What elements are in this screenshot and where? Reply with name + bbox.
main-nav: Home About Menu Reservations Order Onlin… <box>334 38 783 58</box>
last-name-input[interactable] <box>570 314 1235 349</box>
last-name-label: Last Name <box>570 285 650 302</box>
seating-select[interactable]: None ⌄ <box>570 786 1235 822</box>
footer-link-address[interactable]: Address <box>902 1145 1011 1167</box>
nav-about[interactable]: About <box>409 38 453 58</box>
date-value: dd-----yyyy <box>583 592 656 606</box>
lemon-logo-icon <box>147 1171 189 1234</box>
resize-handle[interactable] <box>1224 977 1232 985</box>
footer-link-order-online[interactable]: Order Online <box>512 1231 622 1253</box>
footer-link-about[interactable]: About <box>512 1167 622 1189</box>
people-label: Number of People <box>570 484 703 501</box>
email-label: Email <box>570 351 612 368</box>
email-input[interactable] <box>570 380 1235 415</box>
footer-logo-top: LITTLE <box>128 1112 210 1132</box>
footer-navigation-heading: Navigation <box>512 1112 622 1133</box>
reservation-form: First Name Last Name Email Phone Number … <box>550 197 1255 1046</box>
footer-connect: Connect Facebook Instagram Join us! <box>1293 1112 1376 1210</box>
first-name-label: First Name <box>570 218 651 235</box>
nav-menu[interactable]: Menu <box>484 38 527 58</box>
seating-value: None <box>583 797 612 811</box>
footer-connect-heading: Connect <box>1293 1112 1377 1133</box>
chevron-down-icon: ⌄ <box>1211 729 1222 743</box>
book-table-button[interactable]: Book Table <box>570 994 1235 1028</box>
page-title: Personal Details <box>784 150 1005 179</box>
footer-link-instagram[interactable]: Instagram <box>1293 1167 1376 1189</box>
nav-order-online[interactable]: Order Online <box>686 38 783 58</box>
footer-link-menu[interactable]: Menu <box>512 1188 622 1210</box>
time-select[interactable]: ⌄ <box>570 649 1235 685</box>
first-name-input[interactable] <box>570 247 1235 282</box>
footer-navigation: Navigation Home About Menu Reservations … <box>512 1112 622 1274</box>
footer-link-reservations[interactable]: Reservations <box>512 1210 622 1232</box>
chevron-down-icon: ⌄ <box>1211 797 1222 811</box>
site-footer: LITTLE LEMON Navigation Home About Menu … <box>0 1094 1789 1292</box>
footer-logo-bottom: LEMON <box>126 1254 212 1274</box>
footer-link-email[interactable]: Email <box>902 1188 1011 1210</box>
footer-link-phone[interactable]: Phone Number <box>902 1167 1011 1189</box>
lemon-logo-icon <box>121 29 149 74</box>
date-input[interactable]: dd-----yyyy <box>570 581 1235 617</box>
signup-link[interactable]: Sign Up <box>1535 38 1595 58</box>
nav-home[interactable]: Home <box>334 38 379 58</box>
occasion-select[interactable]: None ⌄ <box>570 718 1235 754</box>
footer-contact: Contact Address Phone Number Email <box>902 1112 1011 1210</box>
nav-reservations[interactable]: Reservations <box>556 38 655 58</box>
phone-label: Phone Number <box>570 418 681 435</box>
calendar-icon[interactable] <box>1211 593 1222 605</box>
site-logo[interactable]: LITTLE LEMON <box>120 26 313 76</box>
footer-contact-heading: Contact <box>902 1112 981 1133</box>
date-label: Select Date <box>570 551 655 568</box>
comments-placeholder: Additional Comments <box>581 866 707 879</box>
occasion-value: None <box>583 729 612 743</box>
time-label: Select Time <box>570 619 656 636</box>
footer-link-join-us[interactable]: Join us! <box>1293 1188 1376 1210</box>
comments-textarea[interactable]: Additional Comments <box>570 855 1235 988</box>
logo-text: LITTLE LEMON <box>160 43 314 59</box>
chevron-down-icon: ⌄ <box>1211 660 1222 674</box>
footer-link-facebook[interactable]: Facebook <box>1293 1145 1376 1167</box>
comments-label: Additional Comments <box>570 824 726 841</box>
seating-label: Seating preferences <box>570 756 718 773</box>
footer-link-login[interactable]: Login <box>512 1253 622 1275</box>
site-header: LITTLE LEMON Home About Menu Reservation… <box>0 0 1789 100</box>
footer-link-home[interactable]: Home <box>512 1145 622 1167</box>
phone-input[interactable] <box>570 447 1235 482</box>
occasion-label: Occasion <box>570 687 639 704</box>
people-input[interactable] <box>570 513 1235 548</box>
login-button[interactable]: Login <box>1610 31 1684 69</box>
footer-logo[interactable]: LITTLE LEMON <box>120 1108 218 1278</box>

ZU BEFOLGENDE ANWEISUNGEN: Schreibe die Zeilen der Datensätze vom Anfang bis einschließlich der Zeile mit „footer-link-about[interactable]: About <box>512“ unverändert ab.

LÖSUNG DIESER AUFGABE:
What elements are in this screenshot and where? Reply with name + bbox.
main-nav: Home About Menu Reservations Order Onlin… <box>334 38 783 58</box>
last-name-input[interactable] <box>570 314 1235 349</box>
last-name-label: Last Name <box>570 285 650 302</box>
seating-select[interactable]: None ⌄ <box>570 786 1235 822</box>
footer-link-address[interactable]: Address <box>902 1145 1011 1167</box>
nav-about[interactable]: About <box>409 38 453 58</box>
date-value: dd-----yyyy <box>583 592 656 606</box>
lemon-logo-icon <box>147 1171 189 1234</box>
resize-handle[interactable] <box>1224 977 1232 985</box>
footer-link-order-online[interactable]: Order Online <box>512 1231 622 1253</box>
footer-link-about[interactable]: About <box>512 1167 622 1189</box>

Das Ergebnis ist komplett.